#### Task material ####

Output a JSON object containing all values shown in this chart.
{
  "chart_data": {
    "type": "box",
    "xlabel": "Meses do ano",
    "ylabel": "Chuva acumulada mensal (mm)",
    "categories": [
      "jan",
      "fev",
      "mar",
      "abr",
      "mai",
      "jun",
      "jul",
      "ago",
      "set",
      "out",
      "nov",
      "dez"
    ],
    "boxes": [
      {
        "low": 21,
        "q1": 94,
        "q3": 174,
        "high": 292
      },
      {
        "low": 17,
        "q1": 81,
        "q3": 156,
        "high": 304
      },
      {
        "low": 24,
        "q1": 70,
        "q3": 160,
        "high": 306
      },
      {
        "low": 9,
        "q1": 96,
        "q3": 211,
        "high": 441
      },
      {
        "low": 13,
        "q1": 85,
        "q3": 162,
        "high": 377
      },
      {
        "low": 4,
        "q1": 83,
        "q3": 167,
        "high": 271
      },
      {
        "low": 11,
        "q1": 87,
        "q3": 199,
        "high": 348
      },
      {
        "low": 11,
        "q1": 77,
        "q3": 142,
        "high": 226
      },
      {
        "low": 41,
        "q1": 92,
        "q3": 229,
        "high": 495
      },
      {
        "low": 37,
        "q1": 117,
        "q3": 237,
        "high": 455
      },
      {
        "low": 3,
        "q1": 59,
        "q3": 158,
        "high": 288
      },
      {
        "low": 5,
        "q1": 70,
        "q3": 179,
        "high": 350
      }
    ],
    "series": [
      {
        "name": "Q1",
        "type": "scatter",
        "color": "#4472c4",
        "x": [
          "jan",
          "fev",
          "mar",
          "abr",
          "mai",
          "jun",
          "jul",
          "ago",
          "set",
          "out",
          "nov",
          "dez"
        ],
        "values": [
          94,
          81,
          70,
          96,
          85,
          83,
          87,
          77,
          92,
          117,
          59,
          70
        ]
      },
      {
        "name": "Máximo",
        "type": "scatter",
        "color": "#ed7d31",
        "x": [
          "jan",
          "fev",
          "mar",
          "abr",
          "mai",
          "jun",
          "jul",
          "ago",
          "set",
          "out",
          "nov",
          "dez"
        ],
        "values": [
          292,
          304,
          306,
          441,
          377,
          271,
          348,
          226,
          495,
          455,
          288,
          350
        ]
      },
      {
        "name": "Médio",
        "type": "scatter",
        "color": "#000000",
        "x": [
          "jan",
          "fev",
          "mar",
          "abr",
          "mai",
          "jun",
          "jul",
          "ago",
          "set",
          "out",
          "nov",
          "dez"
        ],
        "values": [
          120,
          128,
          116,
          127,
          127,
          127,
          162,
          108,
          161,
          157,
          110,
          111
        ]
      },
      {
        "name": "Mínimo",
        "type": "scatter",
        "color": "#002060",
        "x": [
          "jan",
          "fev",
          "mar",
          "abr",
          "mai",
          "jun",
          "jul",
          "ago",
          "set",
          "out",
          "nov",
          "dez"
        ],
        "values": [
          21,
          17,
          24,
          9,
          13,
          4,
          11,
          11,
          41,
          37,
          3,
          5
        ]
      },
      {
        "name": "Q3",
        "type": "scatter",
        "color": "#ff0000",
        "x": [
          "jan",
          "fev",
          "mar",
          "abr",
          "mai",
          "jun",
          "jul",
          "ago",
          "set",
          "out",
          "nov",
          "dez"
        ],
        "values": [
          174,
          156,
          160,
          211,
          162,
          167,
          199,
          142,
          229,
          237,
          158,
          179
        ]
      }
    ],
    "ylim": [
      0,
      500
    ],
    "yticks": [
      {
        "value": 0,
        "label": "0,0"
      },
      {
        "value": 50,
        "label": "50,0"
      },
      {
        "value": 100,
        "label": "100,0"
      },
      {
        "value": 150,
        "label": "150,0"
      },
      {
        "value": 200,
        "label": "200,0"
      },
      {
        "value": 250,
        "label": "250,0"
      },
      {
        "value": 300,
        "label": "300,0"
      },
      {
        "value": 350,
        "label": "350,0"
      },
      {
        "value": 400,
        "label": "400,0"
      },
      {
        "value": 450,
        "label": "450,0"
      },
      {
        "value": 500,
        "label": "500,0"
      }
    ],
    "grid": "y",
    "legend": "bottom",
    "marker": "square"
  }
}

####

Goal => Write out all of the records once more, exactly.

Output below =>
Output a JSON object containing all values shown in this chart.
{
  "chart_data": {
    "type": "box",
    "xlabel": "Meses do ano",
    "ylabel": "Chuva acumulada mensal (mm)",
    "categories": [
      "jan",
      "fev",
      "mar",
      "abr",
      "mai",
      "jun",
      "jul",
      "ago",
      "set",
      "out",
      "nov",
      "dez"
    ],
    "boxes": [
      {
        "low": 21,
        "q1": 94,
        "q3": 174,
        "high": 292
      },
      {
        "low": 17,
        "q1": 81,
        "q3": 156,
        "high": 304
      },
      {
        "low": 24,
        "q1": 70,
        "q3": 160,
        "high": 306
      },
      {
        "low": 9,
        "q1": 96,
        "q3": 211,
        "high": 441
      },
      {
        "low": 13,
        "q1": 85,
        "q3": 162,
        "high": 377
      },
      {
        "low": 4,
        "q1": 83,
        "q3": 167,
        "high": 271
      },
      {
        "low": 11,
        "q1": 87,
        "q3": 199,
        "high": 348
      },
      {
        "low": 11,
        "q1": 77,
        "q3": 142,
        "high": 226
      },
      {
        "low": 41,
        "q1": 92,
        "q3": 229,
        "high": 495
      },
      {
        "low": 37,
        "q1": 117,
        "q3": 237,
        "high": 455
      },
      {
        "low": 3,
        "q1": 59,
        "q3": 158,
        "high": 288
      },
      {
        "low": 5,
        "q1": 70,
        "q3": 179,
        "high": 350
      }
    ],
    "series": [
      {
        "name": "Q1",
        "type": "scatter",
        "color": "#4472c4",
        "x": [
          "jan",
          "fev",
          "mar",
          "abr",
          "mai",
          "jun",
          "jul",
          "ago",
          "set",
          "out",
          "nov",
          "dez"
        ],
        "values": [
          94,
          81,
          70,
          96,
          85,
          83,
          87,
          77,
          92,
          117,
          59,
          70
        ]
      },
      {
        "name": "Máximo",
        "type": "scatter",
        "color": "#ed7d31",
        "x": [
          "jan",
          "fev",
          "mar",
          "abr",
          "mai",
          "jun",
          "jul",
          "ago",
          "set",
          "out",
          "nov",
          "dez"
        ],
        "values": [
          292,
          304,
          306,
          441,
          377,
          271,
          348,
          226,
          495,
          455,
          288,
          350
        ]
      },
      {
        "name": "Médio",
        "type": "scatter",
        "color": "#000000",
        "x": [
          "jan",
          "fev",
          "mar",
          "abr",
          "mai",
          "jun",
          "jul",
          "ago",
          "set",
          "out",
          "nov",
          "dez"
        ],
        "values": [
          120,
          128,
          116,
          127,
          127,
          127,
          162,
          108,
          161,
          157,
          110,
          111
        ]
      },
      {
        "name": "Mínimo",
        "type": "scatter",
        "color": "#002060",
        "x": [
          "jan",
          "fev",
          "mar",
          "abr",
          "mai",
          "jun",
          "jul",
          "ago",
          "set",
          "out",
          "nov",
          "dez"
        ],
        "values": [
          21,
          17,
          24,
          9,
          13,
          4,
          11,
          11,
          41,
          37,
          3,
          5
        ]
      },
      {
        "name": "Q3",
        "type": "scatter",
        "color": "#ff0000",
        "x": [
          "jan",
          "fev",
          "mar",
          "abr",
          "mai",
          "jun",
          "jul",
          "ago",
          "set",
          "out",
          "nov",
          "dez"
        ],
        "values": [
          174,
          156,
          160,
          211,
          162,
          167,
          199,
          142,
          229,
          237,
          158,
          179
        ]
      }
    ],
    "ylim": [
      0,
      500
    ],
    "yticks": [
      {
        "value": 0,
        "label": "0,0"
      },
      {
        "value": 50,
        "label": "50,0"
      },
      {
        "value": 100,
        "label": "100,0"
      },
      {
        "value": 150,
        "label": "150,0"
      },
      {
        "value": 200,
        "label": "200,0"
      },
      {
        "value": 250,
        "label": "250,0"
      },
      {
        "value": 300,
        "label": "300,0"
      },
      {
        "value": 350,
        "label": "350,0"
      },
      {
        "value": 400,
        "label": "400,0"
      },
      {
        "value": 450,
        "label": "450,0"
      },
      {
        "value": 500,
        "label": "500,0"
      }
    ],
    "grid": "y",
    "legend": "bottom",
    "marker": "square"
  }
}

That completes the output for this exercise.